Kent looked back at the demon. "I have nothing I want from you. I respect Seiyaru and hold no animosity towards him." He swept his arm across the the landscape to his left. "You are free to go, provided you never attempt to hinder me in any way."


----------



## Kinzey (Apr 22, 2010)

Kinzey had been on the road for a few days. It had been very uneventful, but in this day and age he supposed that was good. He was lucky he hadn't been robbed by bandits, or attacked by monsters. Monsters who would do more to him than just pull down his pants.

Kinzey had stuck to the main roads, which had probably kept him relatively safe. It was regularly patrolled by horse-riding guards and well protected caravans. Unfortunately he doubted this would be a choice after he finished his task. The guards would surely arrest him.

Onto the subject of his task. The best information he had was that it was the city that worshipped Kratos. He supposed that was enough, though he knew not the name. His parents had probably thought it was unimportant.

As for the prank; what to do? He had no idea. an egg on the face? Ice down the shirt? Clothes on fire? He had many ideas, but most were to complicated for him to attempt in such a well guarded city.

Oh well. He would deal with that when he got there.


----------



## Vergil (Apr 22, 2010)

The Demon looked at the vast open land before her and looked back at Kent.

"Very well mortal. I agree to these terms. So a contract has been written and so it shall be kept. I shall not hinder you in anyway. In return I shall have my freedom." 

A huge black aura exploded around the Desire demon and she looked at her hands. "Most agreeable. If you ever require...a favour, I shall grant you one." She walked to Kent and kissed him on the cheek. A wave of pleasure swept his body, like nothing he ever felt. The demon looked up to the witch.

## Task set
1. Duplicate the thread from "Onto the subject" up to and including "it was unimportant.".
2. In the thread, what did Kinzey know about the city where his task lay?

## Given material
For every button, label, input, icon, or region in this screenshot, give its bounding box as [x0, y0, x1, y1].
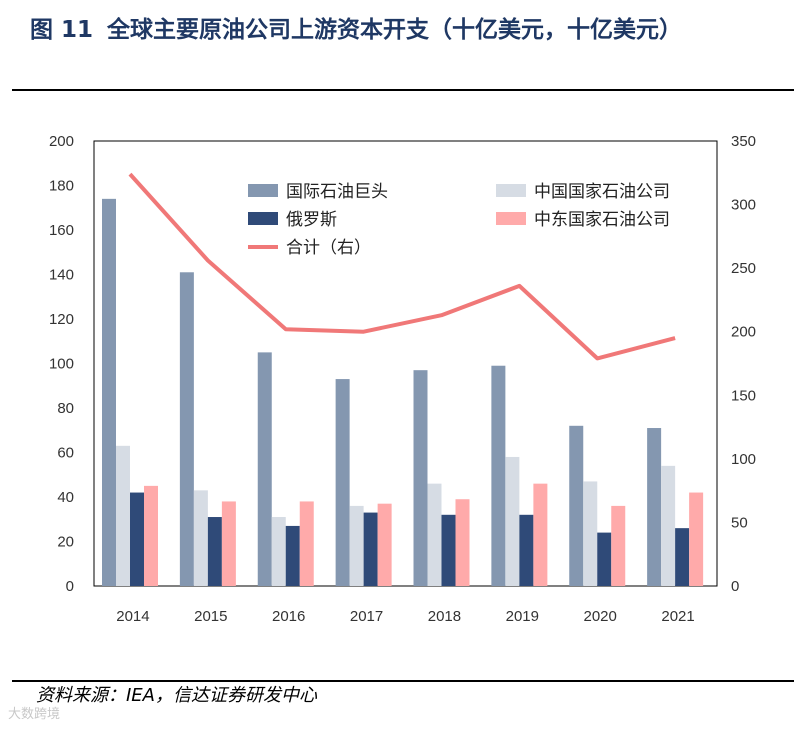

## Written answers
1.
Onto the subject of his task. The best information he had was that it was the city that worshipped Kratos. He supposed that was enough, though he knew not the name. His parents had probably thought it was unimportant.

2. It was the city that worshipped Kratos.